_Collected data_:

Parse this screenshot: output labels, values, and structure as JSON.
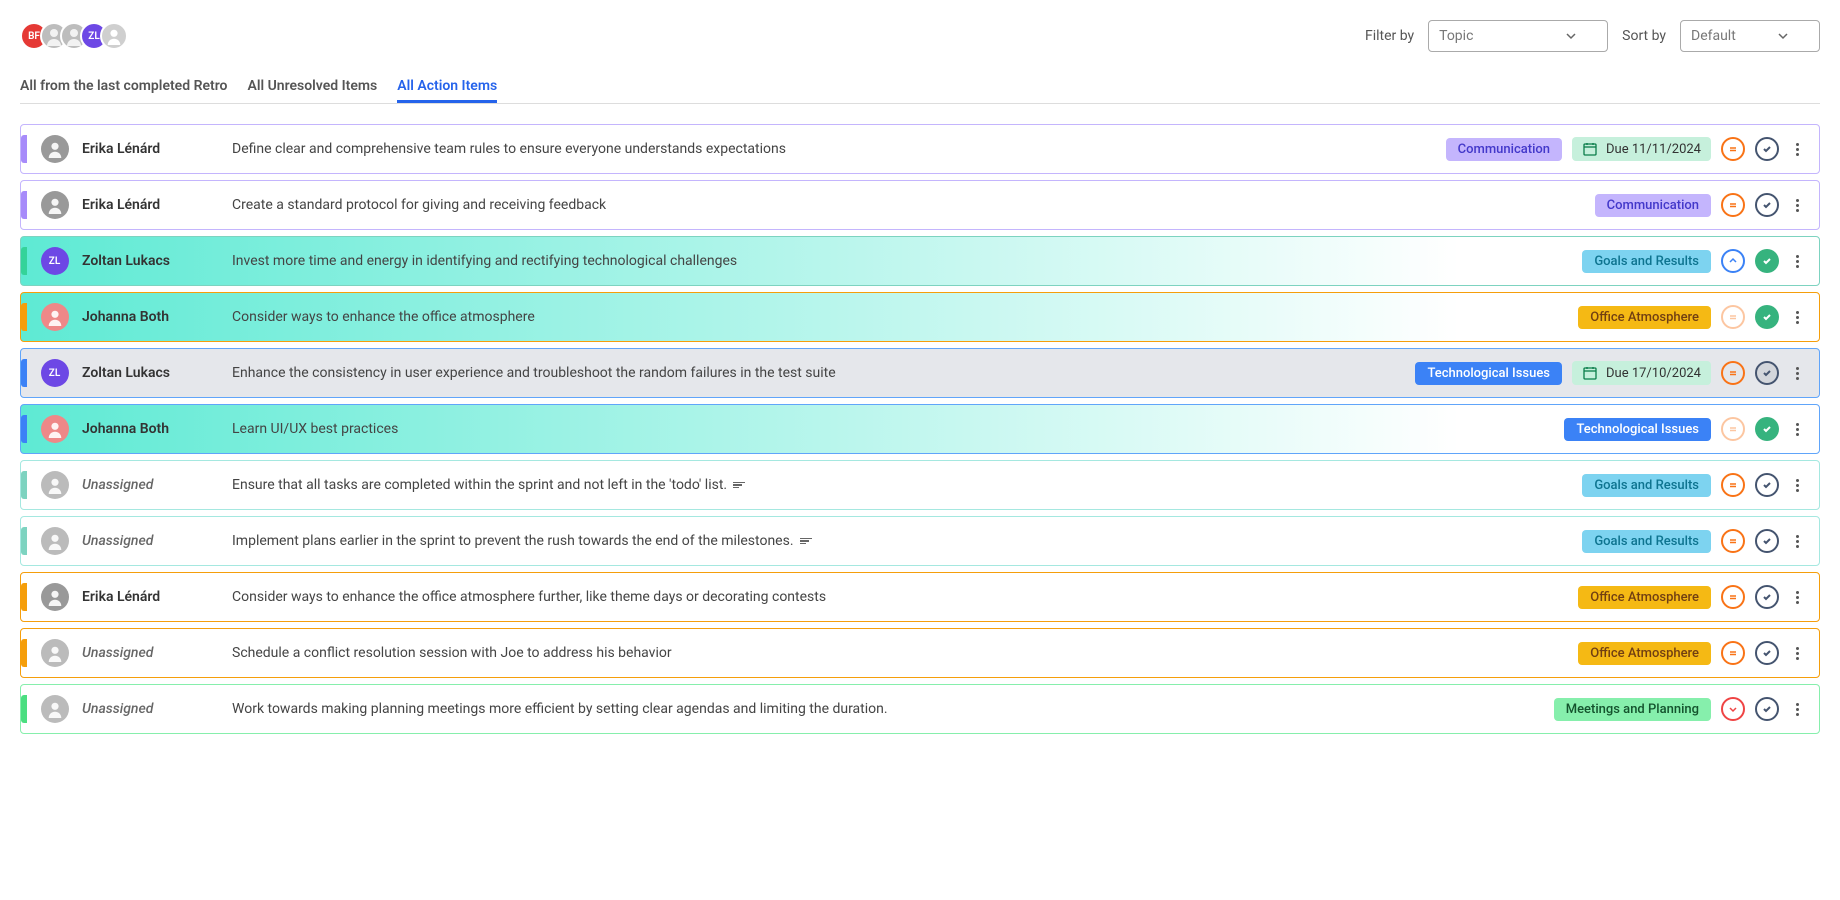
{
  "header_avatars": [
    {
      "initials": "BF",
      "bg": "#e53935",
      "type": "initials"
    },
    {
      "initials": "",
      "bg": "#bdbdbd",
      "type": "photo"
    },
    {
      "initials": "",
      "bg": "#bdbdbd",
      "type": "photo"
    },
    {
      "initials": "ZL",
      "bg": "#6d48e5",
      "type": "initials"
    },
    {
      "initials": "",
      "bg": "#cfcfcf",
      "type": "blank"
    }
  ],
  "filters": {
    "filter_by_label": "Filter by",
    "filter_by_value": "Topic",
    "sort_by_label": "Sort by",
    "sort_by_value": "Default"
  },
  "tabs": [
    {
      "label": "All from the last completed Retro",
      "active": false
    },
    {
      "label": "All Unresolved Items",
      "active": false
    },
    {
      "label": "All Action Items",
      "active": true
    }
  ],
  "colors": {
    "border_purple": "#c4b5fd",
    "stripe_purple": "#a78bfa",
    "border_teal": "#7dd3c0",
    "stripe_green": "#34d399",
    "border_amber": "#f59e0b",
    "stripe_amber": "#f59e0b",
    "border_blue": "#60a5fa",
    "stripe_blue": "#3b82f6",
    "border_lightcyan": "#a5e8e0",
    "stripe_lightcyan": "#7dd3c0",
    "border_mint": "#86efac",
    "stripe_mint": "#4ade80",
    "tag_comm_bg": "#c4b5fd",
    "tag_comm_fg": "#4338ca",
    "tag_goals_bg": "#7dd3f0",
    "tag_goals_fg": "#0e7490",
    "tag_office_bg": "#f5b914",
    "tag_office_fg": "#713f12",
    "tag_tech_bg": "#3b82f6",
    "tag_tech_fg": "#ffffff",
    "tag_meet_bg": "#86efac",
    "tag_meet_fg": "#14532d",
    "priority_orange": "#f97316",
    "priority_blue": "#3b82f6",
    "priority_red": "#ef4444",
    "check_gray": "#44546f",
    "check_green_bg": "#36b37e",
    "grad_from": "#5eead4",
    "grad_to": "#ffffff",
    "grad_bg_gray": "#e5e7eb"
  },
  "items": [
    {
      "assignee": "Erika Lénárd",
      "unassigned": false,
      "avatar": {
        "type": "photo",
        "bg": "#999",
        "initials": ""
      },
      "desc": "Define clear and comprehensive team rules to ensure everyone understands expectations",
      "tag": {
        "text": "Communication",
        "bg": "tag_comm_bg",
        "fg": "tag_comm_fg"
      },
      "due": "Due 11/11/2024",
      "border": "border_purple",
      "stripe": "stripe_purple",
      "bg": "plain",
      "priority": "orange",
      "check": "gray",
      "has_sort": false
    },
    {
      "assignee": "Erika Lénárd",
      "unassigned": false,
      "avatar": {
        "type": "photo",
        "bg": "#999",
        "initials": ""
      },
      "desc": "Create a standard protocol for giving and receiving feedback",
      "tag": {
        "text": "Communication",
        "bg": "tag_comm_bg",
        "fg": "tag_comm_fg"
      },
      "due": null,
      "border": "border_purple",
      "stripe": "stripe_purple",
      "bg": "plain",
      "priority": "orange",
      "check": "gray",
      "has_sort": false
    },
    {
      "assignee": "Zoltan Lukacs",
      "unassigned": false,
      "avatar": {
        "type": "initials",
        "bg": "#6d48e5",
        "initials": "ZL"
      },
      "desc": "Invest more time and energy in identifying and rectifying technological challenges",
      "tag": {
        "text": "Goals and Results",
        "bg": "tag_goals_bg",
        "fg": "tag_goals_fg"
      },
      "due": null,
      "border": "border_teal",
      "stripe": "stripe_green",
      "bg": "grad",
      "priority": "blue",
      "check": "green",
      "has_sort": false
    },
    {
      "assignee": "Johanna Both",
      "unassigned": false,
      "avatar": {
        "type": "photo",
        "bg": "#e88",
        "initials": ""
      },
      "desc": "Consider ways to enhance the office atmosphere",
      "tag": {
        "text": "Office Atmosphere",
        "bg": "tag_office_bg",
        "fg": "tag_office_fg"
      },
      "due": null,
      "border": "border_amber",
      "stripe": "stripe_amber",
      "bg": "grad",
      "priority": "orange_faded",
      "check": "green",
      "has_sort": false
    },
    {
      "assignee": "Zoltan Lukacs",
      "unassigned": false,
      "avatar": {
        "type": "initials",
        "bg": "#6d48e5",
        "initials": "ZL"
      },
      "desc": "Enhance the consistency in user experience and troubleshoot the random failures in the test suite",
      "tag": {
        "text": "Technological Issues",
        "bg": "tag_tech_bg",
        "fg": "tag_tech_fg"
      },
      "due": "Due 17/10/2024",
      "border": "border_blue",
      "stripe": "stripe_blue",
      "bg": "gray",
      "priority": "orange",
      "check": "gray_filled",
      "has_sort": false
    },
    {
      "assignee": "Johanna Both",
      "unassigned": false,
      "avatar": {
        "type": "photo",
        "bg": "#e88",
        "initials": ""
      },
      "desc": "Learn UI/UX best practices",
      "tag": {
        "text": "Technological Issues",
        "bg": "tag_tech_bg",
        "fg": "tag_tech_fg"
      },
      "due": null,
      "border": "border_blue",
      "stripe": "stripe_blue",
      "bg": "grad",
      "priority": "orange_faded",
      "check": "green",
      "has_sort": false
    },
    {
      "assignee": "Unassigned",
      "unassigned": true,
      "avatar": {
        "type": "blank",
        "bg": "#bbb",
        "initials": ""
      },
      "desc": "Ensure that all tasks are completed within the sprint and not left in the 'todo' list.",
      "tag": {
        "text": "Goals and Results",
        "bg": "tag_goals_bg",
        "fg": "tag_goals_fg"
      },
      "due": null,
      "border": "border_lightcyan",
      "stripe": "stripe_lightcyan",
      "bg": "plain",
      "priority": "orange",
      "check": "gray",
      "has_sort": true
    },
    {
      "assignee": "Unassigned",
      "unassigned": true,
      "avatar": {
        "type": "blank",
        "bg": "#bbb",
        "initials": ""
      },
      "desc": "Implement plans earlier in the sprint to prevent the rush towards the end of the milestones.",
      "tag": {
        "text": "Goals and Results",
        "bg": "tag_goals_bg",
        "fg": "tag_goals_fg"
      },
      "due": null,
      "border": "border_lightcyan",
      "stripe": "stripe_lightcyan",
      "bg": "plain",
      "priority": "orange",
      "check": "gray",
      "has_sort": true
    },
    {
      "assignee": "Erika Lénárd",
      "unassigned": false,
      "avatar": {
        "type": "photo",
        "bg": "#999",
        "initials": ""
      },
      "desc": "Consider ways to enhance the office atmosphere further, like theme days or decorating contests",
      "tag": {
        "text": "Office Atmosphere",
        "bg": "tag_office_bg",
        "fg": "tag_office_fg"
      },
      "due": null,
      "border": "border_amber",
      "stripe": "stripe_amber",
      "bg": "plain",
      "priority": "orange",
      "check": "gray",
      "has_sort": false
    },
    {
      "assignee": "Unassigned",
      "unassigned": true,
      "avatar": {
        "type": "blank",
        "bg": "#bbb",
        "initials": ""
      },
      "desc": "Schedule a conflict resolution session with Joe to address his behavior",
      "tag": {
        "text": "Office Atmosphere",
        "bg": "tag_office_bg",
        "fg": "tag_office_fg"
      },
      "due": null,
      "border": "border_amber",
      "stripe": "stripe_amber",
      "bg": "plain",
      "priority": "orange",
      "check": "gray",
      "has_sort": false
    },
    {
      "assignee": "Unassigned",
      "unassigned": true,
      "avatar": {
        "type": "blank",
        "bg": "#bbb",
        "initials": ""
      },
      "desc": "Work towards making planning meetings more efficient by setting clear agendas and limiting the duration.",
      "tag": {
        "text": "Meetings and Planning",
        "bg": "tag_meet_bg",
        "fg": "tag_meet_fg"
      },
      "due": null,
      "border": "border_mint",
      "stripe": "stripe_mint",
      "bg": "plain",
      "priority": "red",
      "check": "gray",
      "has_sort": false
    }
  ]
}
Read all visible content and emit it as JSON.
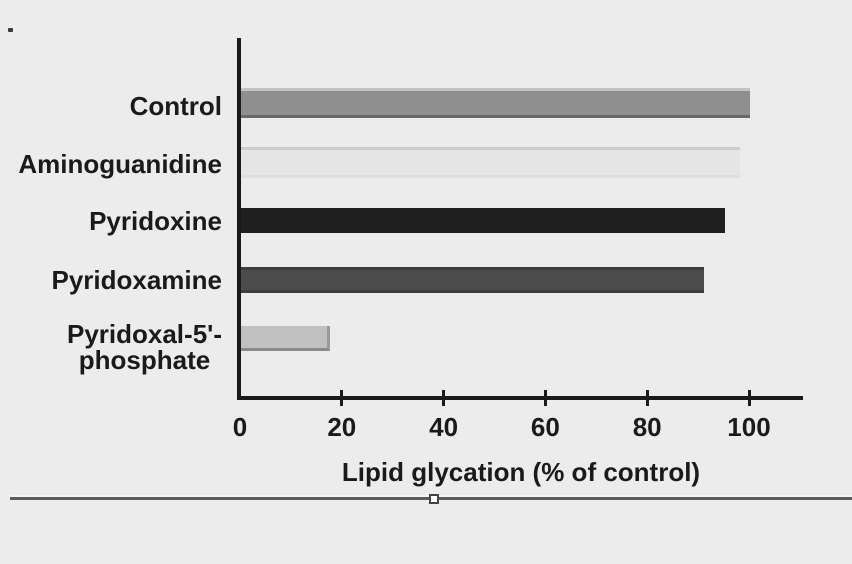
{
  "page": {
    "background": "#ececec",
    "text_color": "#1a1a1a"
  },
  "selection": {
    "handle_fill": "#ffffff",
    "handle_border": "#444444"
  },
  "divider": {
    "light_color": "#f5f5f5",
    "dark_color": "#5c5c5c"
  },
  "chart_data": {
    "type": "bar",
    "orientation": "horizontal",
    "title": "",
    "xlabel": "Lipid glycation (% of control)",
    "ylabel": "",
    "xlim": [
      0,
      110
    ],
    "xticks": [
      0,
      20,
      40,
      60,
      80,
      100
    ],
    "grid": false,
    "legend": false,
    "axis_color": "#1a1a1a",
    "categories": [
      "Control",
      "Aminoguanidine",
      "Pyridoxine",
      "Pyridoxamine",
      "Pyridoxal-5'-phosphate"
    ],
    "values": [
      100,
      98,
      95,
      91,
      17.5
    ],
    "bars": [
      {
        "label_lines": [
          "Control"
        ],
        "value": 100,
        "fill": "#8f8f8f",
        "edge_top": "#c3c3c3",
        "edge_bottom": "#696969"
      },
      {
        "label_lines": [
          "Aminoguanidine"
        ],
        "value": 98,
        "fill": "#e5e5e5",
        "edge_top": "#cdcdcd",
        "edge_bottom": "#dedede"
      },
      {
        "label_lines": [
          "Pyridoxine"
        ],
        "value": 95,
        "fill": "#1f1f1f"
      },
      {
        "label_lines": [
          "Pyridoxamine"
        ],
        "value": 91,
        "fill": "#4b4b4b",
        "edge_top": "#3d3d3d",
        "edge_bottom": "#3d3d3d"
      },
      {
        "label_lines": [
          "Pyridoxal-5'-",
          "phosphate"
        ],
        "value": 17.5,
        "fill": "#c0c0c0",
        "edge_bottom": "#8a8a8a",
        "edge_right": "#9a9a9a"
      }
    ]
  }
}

_Problem to solve_: Give back word for word the lines from the one containing "Read all visible content and emit it as JSON." through the final line of the data above. Pictures are to be left out.

_Exercise response_:
Read all visible content and emit it as JSON.
{
  "page": {
    "background": "#ececec",
    "text_color": "#1a1a1a"
  },
  "selection": {
    "handle_fill": "#ffffff",
    "handle_border": "#444444"
  },
  "divider": {
    "light_color": "#f5f5f5",
    "dark_color": "#5c5c5c"
  },
  "chart_data": {
    "type": "bar",
    "orientation": "horizontal",
    "title": "",
    "xlabel": "Lipid glycation (% of control)",
    "ylabel": "",
    "xlim": [
      0,
      110
    ],
    "xticks": [
      0,
      20,
      40,
      60,
      80,
      100
    ],
    "grid": false,
    "legend": false,
    "axis_color": "#1a1a1a",
    "categories": [
      "Control",
      "Aminoguanidine",
      "Pyridoxine",
      "Pyridoxamine",
      "Pyridoxal-5'-phosphate"
    ],
    "values": [
      100,
      98,
      95,
      91,
      17.5
    ],
    "bars": [
      {
        "label_lines": [
          "Control"
        ],
        "value": 100,
        "fill": "#8f8f8f",
        "edge_top": "#c3c3c3",
        "edge_bottom": "#696969"
      },
      {
        "label_lines": [
          "Aminoguanidine"
        ],
        "value": 98,
        "fill": "#e5e5e5",
        "edge_top": "#cdcdcd",
        "edge_bottom": "#dedede"
      },
      {
        "label_lines": [
          "Pyridoxine"
        ],
        "value": 95,
        "fill": "#1f1f1f"
      },
      {
        "label_lines": [
          "Pyridoxamine"
        ],
        "value": 91,
        "fill": "#4b4b4b",
        "edge_top": "#3d3d3d",
        "edge_bottom": "#3d3d3d"
      },
      {
        "label_lines": [
          "Pyridoxal-5'-",
          "phosphate"
        ],
        "value": 17.5,
        "fill": "#c0c0c0",
        "edge_bottom": "#8a8a8a",
        "edge_right": "#9a9a9a"
      }
    ]
  }
}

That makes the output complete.